▸ **STATED PROBLEM**
Starting at the line containing "Localize each UI" and ending at the line containing "mouse-cursor-icon xyxy=(217,34,226,47)", write out those entries again in full, shifting every box coordinate in the answers up by 134 and leaving all other text as it stands. Omit the pictures from your reply.

▸ **DATA FOR PROCESSING**
start

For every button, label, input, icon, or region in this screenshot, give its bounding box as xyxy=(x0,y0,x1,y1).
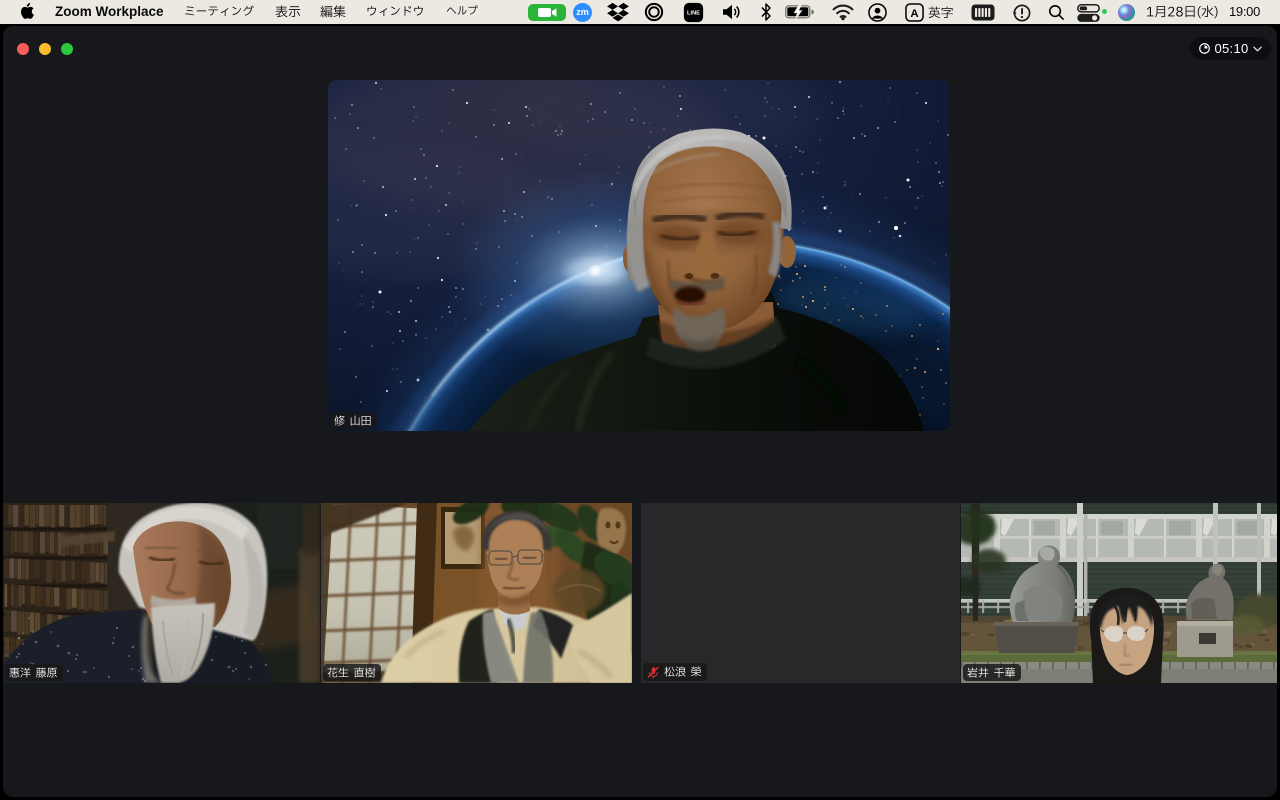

end
start

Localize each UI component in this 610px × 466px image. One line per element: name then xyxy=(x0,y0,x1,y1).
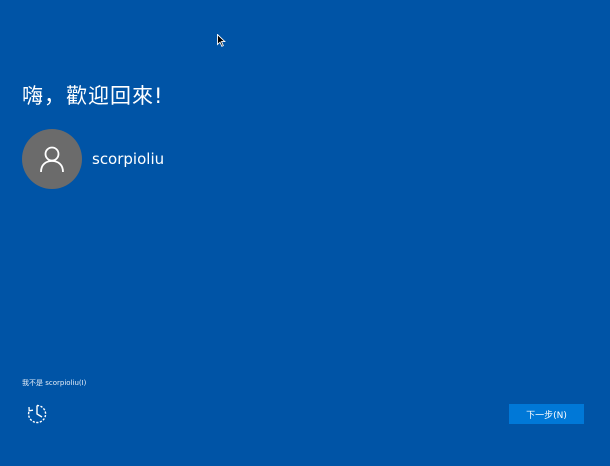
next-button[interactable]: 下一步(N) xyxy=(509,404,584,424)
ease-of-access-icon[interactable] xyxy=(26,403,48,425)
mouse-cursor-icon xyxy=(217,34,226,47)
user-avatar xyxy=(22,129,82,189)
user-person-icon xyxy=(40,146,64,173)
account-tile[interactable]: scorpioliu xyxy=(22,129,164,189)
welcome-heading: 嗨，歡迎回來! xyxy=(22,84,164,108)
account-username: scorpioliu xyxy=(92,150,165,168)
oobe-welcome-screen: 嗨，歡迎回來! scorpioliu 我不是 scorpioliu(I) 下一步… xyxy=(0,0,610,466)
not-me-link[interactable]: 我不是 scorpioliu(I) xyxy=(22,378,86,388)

end

▸ **CORRECT RESPONSE**
Localize each UI component in this 610px × 466px image. One line per element: name then xyxy=(x0,y0,x1,y1).
next-button[interactable]: 下一步(N) xyxy=(643,538,718,558)
ease-of-access-icon[interactable] xyxy=(160,537,182,559)
mouse-cursor-icon xyxy=(351,168,360,181)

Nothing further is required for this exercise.